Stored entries
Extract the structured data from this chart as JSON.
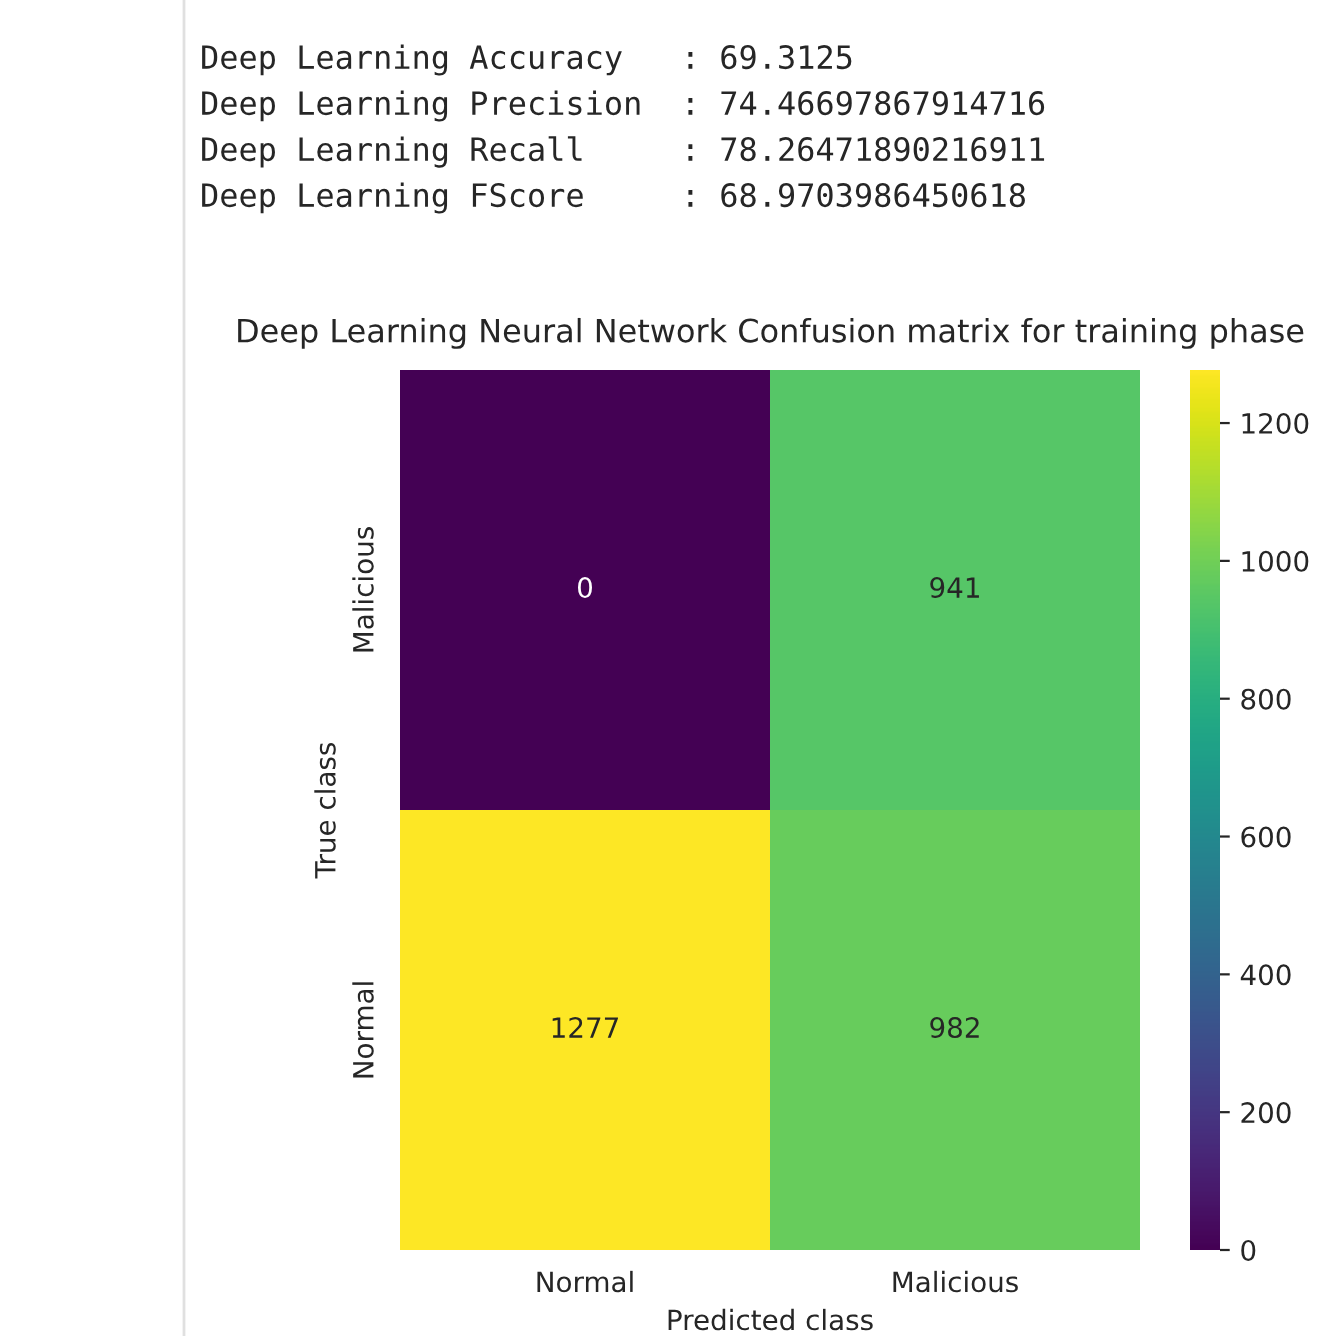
{
  "chart_data": {
    "type": "heatmap",
    "title": "Deep Learning Neural Network Confusion matrix for training phase",
    "xlabel": "Predicted class",
    "ylabel": "True class",
    "categories": [
      "Normal",
      "Malicious"
    ],
    "y_categories": [
      "Malicious",
      "Normal"
    ],
    "cells": [
      [
        0,
        941
      ],
      [
        1277,
        982
      ]
    ],
    "data_labels": true,
    "clim": [
      0,
      1277
    ],
    "cticks": [
      0,
      200,
      400,
      600,
      800,
      1000,
      1200
    ],
    "annotations": [
      "Deep Learning Accuracy   : 69.3125",
      "Deep Learning Precision  : 74.46697867914716",
      "Deep Learning Recall     : 78.26471890216911",
      "Deep Learning FScore     : 68.9703986450618"
    ]
  }
}
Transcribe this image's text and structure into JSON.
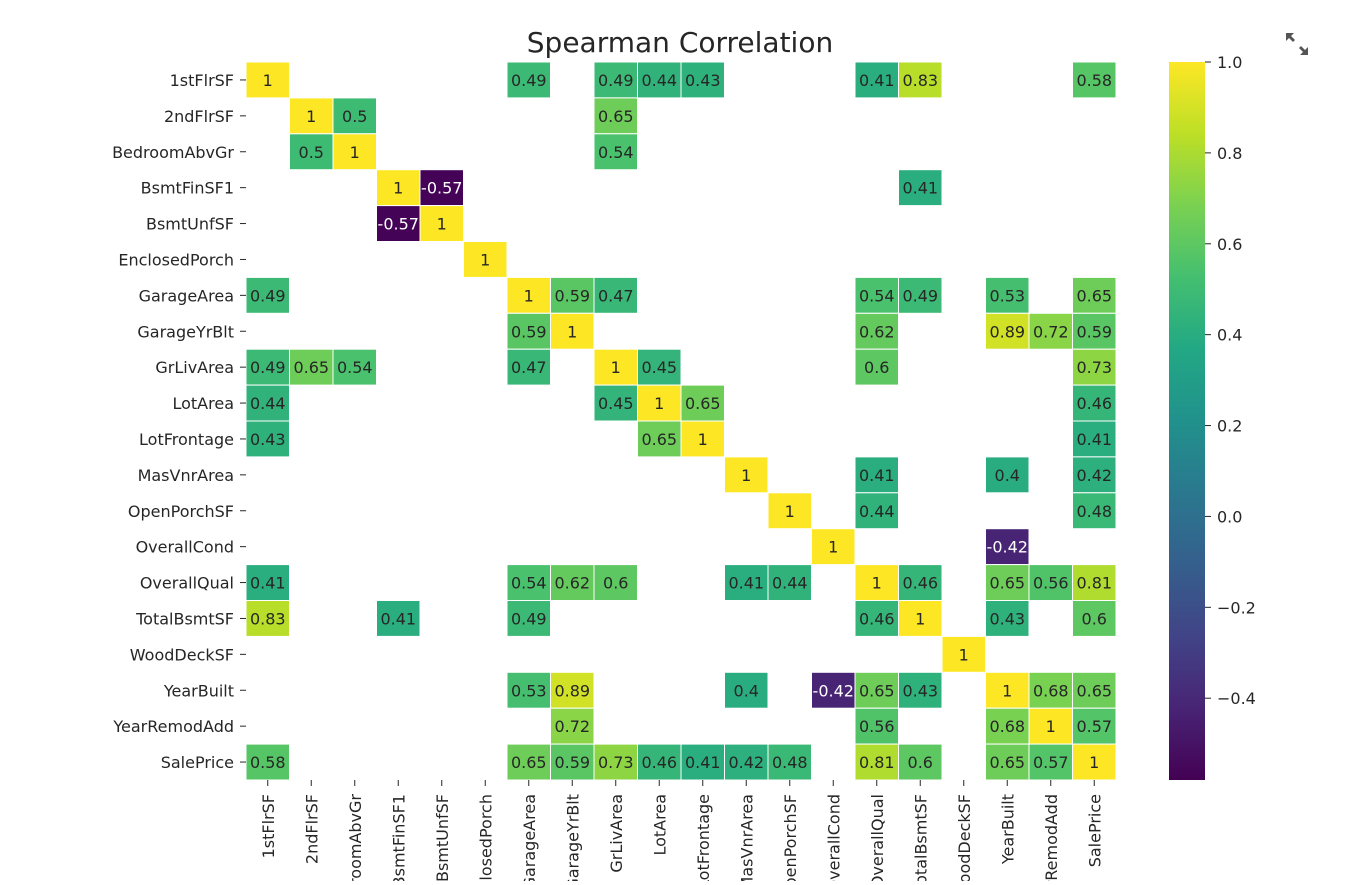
{
  "chart_data": {
    "type": "heatmap",
    "title": "Spearman Correlation",
    "labels": [
      "1stFlrSF",
      "2ndFlrSF",
      "BedroomAbvGr",
      "BsmtFinSF1",
      "BsmtUnfSF",
      "EnclosedPorch",
      "GarageArea",
      "GarageYrBlt",
      "GrLivArea",
      "LotArea",
      "LotFrontage",
      "MasVnrArea",
      "OpenPorchSF",
      "OverallCond",
      "OverallQual",
      "TotalBsmtSF",
      "WoodDeckSF",
      "YearBuilt",
      "YearRemodAdd",
      "SalePrice"
    ],
    "values": [
      [
        1,
        null,
        null,
        null,
        null,
        null,
        0.49,
        null,
        0.49,
        0.44,
        0.43,
        null,
        null,
        null,
        0.41,
        0.83,
        null,
        null,
        null,
        0.58
      ],
      [
        null,
        1,
        0.5,
        null,
        null,
        null,
        null,
        null,
        0.65,
        null,
        null,
        null,
        null,
        null,
        null,
        null,
        null,
        null,
        null,
        null
      ],
      [
        null,
        0.5,
        1,
        null,
        null,
        null,
        null,
        null,
        0.54,
        null,
        null,
        null,
        null,
        null,
        null,
        null,
        null,
        null,
        null,
        null
      ],
      [
        null,
        null,
        null,
        1,
        -0.57,
        null,
        null,
        null,
        null,
        null,
        null,
        null,
        null,
        null,
        null,
        0.41,
        null,
        null,
        null,
        null
      ],
      [
        null,
        null,
        null,
        -0.57,
        1,
        null,
        null,
        null,
        null,
        null,
        null,
        null,
        null,
        null,
        null,
        null,
        null,
        null,
        null,
        null
      ],
      [
        null,
        null,
        null,
        null,
        null,
        1,
        null,
        null,
        null,
        null,
        null,
        null,
        null,
        null,
        null,
        null,
        null,
        null,
        null,
        null
      ],
      [
        0.49,
        null,
        null,
        null,
        null,
        null,
        1,
        0.59,
        0.47,
        null,
        null,
        null,
        null,
        null,
        0.54,
        0.49,
        null,
        0.53,
        null,
        0.65
      ],
      [
        null,
        null,
        null,
        null,
        null,
        null,
        0.59,
        1,
        null,
        null,
        null,
        null,
        null,
        null,
        0.62,
        null,
        null,
        0.89,
        0.72,
        0.59
      ],
      [
        0.49,
        0.65,
        0.54,
        null,
        null,
        null,
        0.47,
        null,
        1,
        0.45,
        null,
        null,
        null,
        null,
        0.6,
        null,
        null,
        null,
        null,
        0.73
      ],
      [
        0.44,
        null,
        null,
        null,
        null,
        null,
        null,
        null,
        0.45,
        1,
        0.65,
        null,
        null,
        null,
        null,
        null,
        null,
        null,
        null,
        0.46
      ],
      [
        0.43,
        null,
        null,
        null,
        null,
        null,
        null,
        null,
        null,
        0.65,
        1,
        null,
        null,
        null,
        null,
        null,
        null,
        null,
        null,
        0.41
      ],
      [
        null,
        null,
        null,
        null,
        null,
        null,
        null,
        null,
        null,
        null,
        null,
        1,
        null,
        null,
        0.41,
        null,
        null,
        0.4,
        null,
        0.42
      ],
      [
        null,
        null,
        null,
        null,
        null,
        null,
        null,
        null,
        null,
        null,
        null,
        null,
        1,
        null,
        0.44,
        null,
        null,
        null,
        null,
        0.48
      ],
      [
        null,
        null,
        null,
        null,
        null,
        null,
        null,
        null,
        null,
        null,
        null,
        null,
        null,
        1,
        null,
        null,
        null,
        -0.42,
        null,
        null
      ],
      [
        0.41,
        null,
        null,
        null,
        null,
        null,
        0.54,
        0.62,
        0.6,
        null,
        null,
        0.41,
        0.44,
        null,
        1,
        0.46,
        null,
        0.65,
        0.56,
        0.81
      ],
      [
        0.83,
        null,
        null,
        0.41,
        null,
        null,
        0.49,
        null,
        null,
        null,
        null,
        null,
        null,
        null,
        0.46,
        1,
        null,
        0.43,
        null,
        0.6
      ],
      [
        null,
        null,
        null,
        null,
        null,
        null,
        null,
        null,
        null,
        null,
        null,
        null,
        null,
        null,
        null,
        null,
        1,
        null,
        null,
        null
      ],
      [
        null,
        null,
        null,
        null,
        null,
        null,
        0.53,
        0.89,
        null,
        null,
        null,
        0.4,
        null,
        -0.42,
        0.65,
        0.43,
        null,
        1,
        0.68,
        0.65
      ],
      [
        null,
        null,
        null,
        null,
        null,
        null,
        null,
        0.72,
        null,
        null,
        null,
        null,
        null,
        null,
        0.56,
        null,
        null,
        0.68,
        1,
        0.57
      ],
      [
        0.58,
        null,
        null,
        null,
        null,
        null,
        0.65,
        0.59,
        0.73,
        0.46,
        0.41,
        0.42,
        0.48,
        null,
        0.81,
        0.6,
        null,
        0.65,
        0.57,
        1
      ]
    ],
    "colormap": "viridis",
    "colorbar": {
      "vmin": -0.58,
      "vmax": 1.0,
      "ticks": [
        1.0,
        0.8,
        0.6,
        0.4,
        0.2,
        0.0,
        -0.2,
        -0.4
      ],
      "tick_labels": [
        "1.0",
        "0.8",
        "0.6",
        "0.4",
        "0.2",
        "0.0",
        "−0.2",
        "−0.4"
      ]
    },
    "annotate": true,
    "grid": false
  },
  "toolbar": {
    "expand_icon": "expand-icon"
  }
}
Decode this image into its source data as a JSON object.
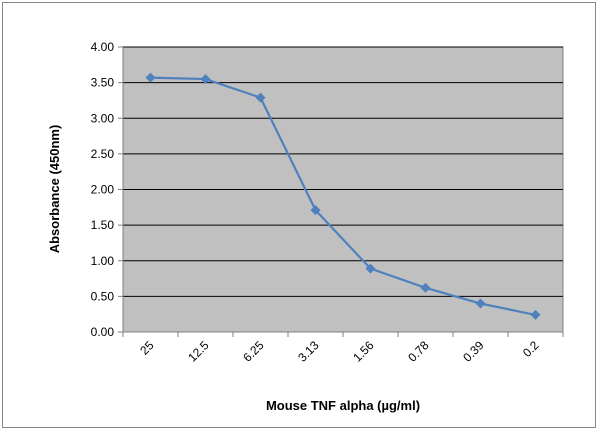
{
  "chart_data": {
    "type": "line",
    "title": "",
    "xlabel": "Mouse TNF alpha (µg/ml)",
    "ylabel": "Absorbance (450nm)",
    "categories": [
      "25",
      "12.5",
      "6.25",
      "3.13",
      "1.56",
      "0.78",
      "0.39",
      "0.2"
    ],
    "values": [
      3.57,
      3.55,
      3.29,
      1.71,
      0.89,
      0.62,
      0.4,
      0.24
    ],
    "ylim": [
      0,
      4
    ],
    "yticks": [
      "0.00",
      "0.50",
      "1.00",
      "1.50",
      "2.00",
      "2.50",
      "3.00",
      "3.50",
      "4.00"
    ],
    "grid": true,
    "legend": "none",
    "colors": {
      "series": "#4F81BD",
      "plot_background": "#C0C0C0",
      "grid": "#000000"
    }
  }
}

STATED GOAL: Exclude the pictures, and transcribe all of the material exactly.

SOLUTION FOR THIS EXERCISE:
Extract the structured data from this chart as JSON.
{
  "chart_data": {
    "type": "heatmap",
    "title": "Deep Learning Neural Network Confusion matrix for training phase",
    "xlabel": "Predicted class",
    "ylabel": "True class",
    "categories": [
      "Normal",
      "Malicious"
    ],
    "y_categories": [
      "Malicious",
      "Normal"
    ],
    "cells": [
      [
        0,
        941
      ],
      [
        1277,
        982
      ]
    ],
    "data_labels": true,
    "clim": [
      0,
      1277
    ],
    "cticks": [
      0,
      200,
      400,
      600,
      800,
      1000,
      1200
    ],
    "annotations": [
      "Deep Learning Accuracy   : 69.3125",
      "Deep Learning Precision  : 74.46697867914716",
      "Deep Learning Recall     : 78.26471890216911",
      "Deep Learning FScore     : 68.9703986450618"
    ]
  }
}
Transcribe this image's text and structure into JSON.
{
  "chart_data": {
    "type": "heatmap",
    "title": "Spearman Correlation",
    "labels": [
      "1stFlrSF",
      "2ndFlrSF",
      "BedroomAbvGr",
      "BsmtFinSF1",
      "BsmtUnfSF",
      "EnclosedPorch",
      "GarageArea",
      "GarageYrBlt",
      "GrLivArea",
      "LotArea",
      "LotFrontage",
      "MasVnrArea",
      "OpenPorchSF",
      "OverallCond",
      "OverallQual",
      "TotalBsmtSF",
      "WoodDeckSF",
      "YearBuilt",
      "YearRemodAdd",
      "SalePrice"
    ],
    "values": [
      [
        1,
        null,
        null,
        null,
        null,
        null,
        0.49,
        null,
        0.49,
        0.44,
        0.43,
        null,
        null,
        null,
        0.41,
        0.83,
        null,
        null,
        null,
        0.58
      ],
      [
        null,
        1,
        0.5,
        null,
        null,
        null,
        null,
        null,
        0.65,
        null,
        null,
        null,
        null,
        null,
        null,
        null,
        null,
        null,
        null,
        null
      ],
      [
        null,
        0.5,
        1,
        null,
        null,
        null,
        null,
        null,
        0.54,
        null,
        null,
        null,
        null,
        null,
        null,
        null,
        null,
        null,
        null,
        null
      ],
      [
        null,
        null,
        null,
        1,
        -0.57,
        null,
        null,
        null,
        null,
        null,
        null,
        null,
        null,
        null,
        null,
        0.41,
        null,
        null,
        null,
        null
      ],
      [
        null,
        null,
        null,
        -0.57,
        1,
        null,
        null,
        null,
        null,
        null,
        null,
        null,
        null,
        null,
        null,
        null,
        null,
        null,
        null,
        null
      ],
      [
        null,
        null,
        null,
        null,
        null,
        1,
        null,
        null,
        null,
        null,
        null,
        null,
        null,
        null,
        null,
        null,
        null,
        null,
        null,
        null
      ],
      [
        0.49,
        null,
        null,
        null,
        null,
        null,
        1,
        0.59,
        0.47,
        null,
        null,
        null,
        null,
        null,
        0.54,
        0.49,
        null,
        0.53,
        null,
        0.65
      ],
      [
        null,
        null,
        null,
        null,
        null,
        null,
        0.59,
        1,
        null,
        null,
        null,
        null,
        null,
        null,
        0.62,
        null,
        null,
        0.89,
        0.72,
        0.59
      ],
      [
        0.49,
        0.65,
        0.54,
        null,
        null,
        null,
        0.47,
        null,
        1,
        0.45,
        null,
        null,
        null,
        null,
        0.6,
        null,
        null,
        null,
        null,
        0.73
      ],
      [
        0.44,
        null,
        null,
        null,
        null,
        null,
        null,
        null,
        0.45,
        1,
        0.65,
        null,
        null,
        null,
        null,
        null,
        null,
        null,
        null,
        0.46
      ],
      [
        0.43,
        null,
        null,
        null,
        null,
        null,
        null,
        null,
        null,
        0.65,
        1,
        null,
        null,
        null,
        null,
        null,
        null,
        null,
        null,
        0.41
      ],
      [
        null,
        null,
        null,
        null,
        null,
        null,
        null,
        null,
        null,
        null,
        null,
        1,
        null,
        null,
        0.41,
        null,
        null,
        0.4,
        null,
        0.42
      ],
      [
        null,
        null,
        null,
        null,
        null,
        null,
        null,
        null,
        null,
        null,
        null,
        null,
        1,
        null,
        0.44,
        null,
        null,
        null,
        null,
        0.48
      ],
      [
        null,
        null,
        null,
        null,
        null,
        null,
        null,
        null,
        null,
        null,
        null,
        null,
        null,
        1,
        null,
        null,
        null,
        -0.42,
        null,
        null
      ],
      [
        0.41,
        null,
        null,
        null,
        null,
        null,
        0.54,
        0.62,
        0.6,
        null,
        null,
        0.41,
        0.44,
        null,
        1,
        0.46,
        null,
        0.65,
        0.56,
        0.81
      ],
      [
        0.83,
        null,
        null,
        0.41,
        null,
        null,
        0.49,
        null,
        null,
        null,
        null,
        null,
        null,
        null,
        0.46,
        1,
        null,
        0.43,
        null,
        0.6
      ],
      [
        null,
        null,
        null,
        null,
        null,
        null,
        null,
        null,
        null,
        null,
        null,
        null,
        null,
        null,
        null,
        null,
        1,
        null,
        null,
        null
      ],
      [
        null,
        null,
        null,
        null,
        null,
        null,
        0.53,
        0.89,
        null,
        null,
        null,
        0.4,
        null,
        -0.42,
        0.65,
        0.43,
        null,
        1,
        0.68,
        0.65
      ],
      [
        null,
        null,
        null,
        null,
        null,
        null,
        null,
        0.72,
        null,
        null,
        null,
        null,
        null,
        null,
        0.56,
        null,
        null,
        0.68,
        1,
        0.57
      ],
      [
        0.58,
        null,
        null,
        null,
        null,
        null,
        0.65,
        0.59,
        0.73,
        0.46,
        0.41,
        0.42,
        0.48,
        null,
        0.81,
        0.6,
        null,
        0.65,
        0.57,
        1
      ]
    ],
    "colormap": "viridis",
    "colorbar": {
      "vmin": -0.58,
      "vmax": 1.0,
      "ticks": [
        1.0,
        0.8,
        0.6,
        0.4,
        0.2,
        0.0,
        -0.2,
        -0.4
      ],
      "tick_labels": [
        "1.0",
        "0.8",
        "0.6",
        "0.4",
        "0.2",
        "0.0",
        "−0.2",
        "−0.4"
      ]
    },
    "annotate": true,
    "grid": false
  },
  "toolbar": {
    "expand_icon": "expand-icon"
  }
}
Decode this image into its source data as a JSON object.
{
  "chart_data": {
    "type": "line",
    "title": "",
    "xlabel": "Mouse TNF alpha (µg/ml)",
    "ylabel": "Absorbance (450nm)",
    "categories": [
      "25",
      "12.5",
      "6.25",
      "3.13",
      "1.56",
      "0.78",
      "0.39",
      "0.2"
    ],
    "values": [
      3.57,
      3.55,
      3.29,
      1.71,
      0.89,
      0.62,
      0.4,
      0.24
    ],
    "ylim": [
      0,
      4
    ],
    "yticks": [
      "0.00",
      "0.50",
      "1.00",
      "1.50",
      "2.00",
      "2.50",
      "3.00",
      "3.50",
      "4.00"
    ],
    "grid": true,
    "legend": "none",
    "colors": {
      "series": "#4F81BD",
      "plot_background": "#C0C0C0",
      "grid": "#000000"
    }
  }
}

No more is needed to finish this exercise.